* START *

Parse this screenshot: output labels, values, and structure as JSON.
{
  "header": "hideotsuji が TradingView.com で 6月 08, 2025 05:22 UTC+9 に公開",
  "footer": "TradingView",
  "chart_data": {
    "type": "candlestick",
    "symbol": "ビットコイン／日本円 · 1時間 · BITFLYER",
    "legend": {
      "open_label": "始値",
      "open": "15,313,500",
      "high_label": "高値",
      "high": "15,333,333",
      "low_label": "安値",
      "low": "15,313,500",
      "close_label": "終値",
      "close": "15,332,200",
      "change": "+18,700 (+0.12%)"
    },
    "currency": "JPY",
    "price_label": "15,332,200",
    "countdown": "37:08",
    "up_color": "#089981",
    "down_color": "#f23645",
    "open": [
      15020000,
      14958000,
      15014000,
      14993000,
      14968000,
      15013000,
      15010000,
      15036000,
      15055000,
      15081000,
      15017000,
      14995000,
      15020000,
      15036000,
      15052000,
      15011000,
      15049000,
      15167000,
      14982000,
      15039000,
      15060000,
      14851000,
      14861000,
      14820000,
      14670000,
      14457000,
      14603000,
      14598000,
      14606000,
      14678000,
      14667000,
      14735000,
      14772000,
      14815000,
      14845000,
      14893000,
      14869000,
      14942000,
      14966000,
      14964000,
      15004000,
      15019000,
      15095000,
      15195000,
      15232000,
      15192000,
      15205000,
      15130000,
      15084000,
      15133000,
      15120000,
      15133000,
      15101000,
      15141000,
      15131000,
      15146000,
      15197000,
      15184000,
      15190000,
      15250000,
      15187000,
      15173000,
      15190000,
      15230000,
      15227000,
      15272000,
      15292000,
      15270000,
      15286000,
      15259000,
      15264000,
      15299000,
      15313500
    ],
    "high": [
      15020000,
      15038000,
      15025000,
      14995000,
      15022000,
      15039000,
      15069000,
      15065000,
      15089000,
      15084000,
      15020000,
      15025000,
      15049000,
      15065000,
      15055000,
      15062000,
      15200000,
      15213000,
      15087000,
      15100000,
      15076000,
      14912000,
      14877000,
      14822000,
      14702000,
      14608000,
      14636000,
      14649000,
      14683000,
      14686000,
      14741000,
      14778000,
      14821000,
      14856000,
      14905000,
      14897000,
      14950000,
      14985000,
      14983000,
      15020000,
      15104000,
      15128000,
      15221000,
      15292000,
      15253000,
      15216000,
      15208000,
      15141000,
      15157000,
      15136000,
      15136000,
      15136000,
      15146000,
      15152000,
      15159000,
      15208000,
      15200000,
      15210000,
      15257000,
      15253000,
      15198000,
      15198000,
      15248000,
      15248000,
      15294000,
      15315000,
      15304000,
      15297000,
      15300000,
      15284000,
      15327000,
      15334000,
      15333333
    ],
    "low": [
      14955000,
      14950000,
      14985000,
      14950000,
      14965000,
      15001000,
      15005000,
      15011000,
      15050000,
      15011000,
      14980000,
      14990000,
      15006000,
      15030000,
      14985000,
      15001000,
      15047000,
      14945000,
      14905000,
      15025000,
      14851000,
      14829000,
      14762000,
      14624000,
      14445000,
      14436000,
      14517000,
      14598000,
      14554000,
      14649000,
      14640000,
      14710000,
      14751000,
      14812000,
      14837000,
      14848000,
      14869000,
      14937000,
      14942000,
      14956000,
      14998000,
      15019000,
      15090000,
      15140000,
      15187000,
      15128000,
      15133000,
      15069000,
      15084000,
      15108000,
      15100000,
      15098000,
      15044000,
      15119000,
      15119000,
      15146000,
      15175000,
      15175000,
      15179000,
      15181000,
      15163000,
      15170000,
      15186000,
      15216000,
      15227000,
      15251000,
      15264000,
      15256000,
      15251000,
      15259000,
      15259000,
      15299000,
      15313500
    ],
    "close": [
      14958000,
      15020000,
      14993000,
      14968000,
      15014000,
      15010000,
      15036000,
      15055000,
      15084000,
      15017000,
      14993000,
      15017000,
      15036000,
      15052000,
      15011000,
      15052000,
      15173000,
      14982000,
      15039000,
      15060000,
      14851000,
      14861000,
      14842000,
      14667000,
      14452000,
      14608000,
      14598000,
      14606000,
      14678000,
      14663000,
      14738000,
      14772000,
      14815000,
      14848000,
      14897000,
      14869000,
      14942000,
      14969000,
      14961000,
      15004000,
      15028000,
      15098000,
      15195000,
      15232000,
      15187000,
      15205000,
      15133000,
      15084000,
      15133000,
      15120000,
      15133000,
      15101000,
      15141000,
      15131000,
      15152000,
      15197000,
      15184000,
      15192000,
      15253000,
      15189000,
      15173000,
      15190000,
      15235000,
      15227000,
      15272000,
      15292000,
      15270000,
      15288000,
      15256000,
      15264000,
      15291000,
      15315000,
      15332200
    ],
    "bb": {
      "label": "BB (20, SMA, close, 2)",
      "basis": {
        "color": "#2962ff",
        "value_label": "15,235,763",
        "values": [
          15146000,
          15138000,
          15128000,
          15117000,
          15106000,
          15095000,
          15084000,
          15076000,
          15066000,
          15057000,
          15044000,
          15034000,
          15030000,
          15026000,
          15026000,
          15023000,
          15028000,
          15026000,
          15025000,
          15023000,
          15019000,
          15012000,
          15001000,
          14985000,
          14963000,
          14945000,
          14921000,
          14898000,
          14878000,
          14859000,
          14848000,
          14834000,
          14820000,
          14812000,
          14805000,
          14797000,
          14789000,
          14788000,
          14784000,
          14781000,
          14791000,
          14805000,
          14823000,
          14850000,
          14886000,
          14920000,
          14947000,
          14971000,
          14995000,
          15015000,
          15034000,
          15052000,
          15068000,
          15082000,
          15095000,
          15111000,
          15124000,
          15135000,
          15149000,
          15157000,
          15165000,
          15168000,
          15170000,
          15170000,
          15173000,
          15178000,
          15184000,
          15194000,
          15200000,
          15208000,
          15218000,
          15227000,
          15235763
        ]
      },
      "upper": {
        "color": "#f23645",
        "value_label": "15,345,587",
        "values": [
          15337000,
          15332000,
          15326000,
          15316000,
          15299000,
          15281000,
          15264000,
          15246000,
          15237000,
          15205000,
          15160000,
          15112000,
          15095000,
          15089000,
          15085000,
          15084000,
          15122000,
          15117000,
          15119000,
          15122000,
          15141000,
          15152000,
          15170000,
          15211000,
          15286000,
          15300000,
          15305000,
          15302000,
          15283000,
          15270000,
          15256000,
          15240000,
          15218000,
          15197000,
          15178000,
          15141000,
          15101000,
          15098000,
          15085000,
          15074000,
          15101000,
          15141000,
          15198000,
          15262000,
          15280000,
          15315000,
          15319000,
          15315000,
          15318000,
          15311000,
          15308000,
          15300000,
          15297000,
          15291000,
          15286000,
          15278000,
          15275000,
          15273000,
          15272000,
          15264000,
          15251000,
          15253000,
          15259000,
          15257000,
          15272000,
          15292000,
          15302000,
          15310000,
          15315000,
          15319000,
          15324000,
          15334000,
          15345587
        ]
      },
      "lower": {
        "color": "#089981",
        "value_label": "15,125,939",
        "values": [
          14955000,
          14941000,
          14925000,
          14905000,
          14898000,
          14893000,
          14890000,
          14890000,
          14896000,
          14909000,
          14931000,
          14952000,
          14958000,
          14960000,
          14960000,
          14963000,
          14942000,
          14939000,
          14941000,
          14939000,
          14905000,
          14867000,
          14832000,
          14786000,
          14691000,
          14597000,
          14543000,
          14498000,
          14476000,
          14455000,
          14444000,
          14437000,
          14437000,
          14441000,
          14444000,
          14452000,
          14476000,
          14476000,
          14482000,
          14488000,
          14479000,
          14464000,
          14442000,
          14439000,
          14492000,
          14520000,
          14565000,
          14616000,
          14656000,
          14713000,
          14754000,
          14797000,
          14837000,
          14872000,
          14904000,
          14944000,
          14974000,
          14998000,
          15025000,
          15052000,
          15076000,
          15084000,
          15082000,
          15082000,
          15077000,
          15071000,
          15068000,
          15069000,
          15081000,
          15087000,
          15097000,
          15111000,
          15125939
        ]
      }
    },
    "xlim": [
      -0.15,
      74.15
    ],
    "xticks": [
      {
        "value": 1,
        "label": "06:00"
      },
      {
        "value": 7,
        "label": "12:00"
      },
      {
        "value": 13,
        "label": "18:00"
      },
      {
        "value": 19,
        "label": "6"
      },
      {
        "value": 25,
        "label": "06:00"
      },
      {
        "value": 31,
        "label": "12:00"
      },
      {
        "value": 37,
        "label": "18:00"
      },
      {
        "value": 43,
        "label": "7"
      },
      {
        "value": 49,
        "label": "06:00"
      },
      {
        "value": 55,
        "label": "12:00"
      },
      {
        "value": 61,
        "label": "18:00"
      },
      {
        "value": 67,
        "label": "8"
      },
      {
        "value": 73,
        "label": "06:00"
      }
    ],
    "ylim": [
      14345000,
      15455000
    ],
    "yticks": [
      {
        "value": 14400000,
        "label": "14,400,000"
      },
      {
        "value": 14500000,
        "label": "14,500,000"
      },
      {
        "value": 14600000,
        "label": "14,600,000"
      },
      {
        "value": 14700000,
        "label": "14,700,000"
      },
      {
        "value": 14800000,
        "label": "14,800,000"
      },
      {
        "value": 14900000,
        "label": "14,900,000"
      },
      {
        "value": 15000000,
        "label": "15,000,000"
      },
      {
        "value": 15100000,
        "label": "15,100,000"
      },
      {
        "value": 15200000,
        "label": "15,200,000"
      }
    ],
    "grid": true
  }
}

* END *

Pick out the lines above containing the word "TradingView", then copy them.

» **OUTPUT BELOW**
  "header": "hideotsuji が TradingView.com で 6月 08, 2025 05:22 UTC+9 に公開",
  "footer": "TradingView",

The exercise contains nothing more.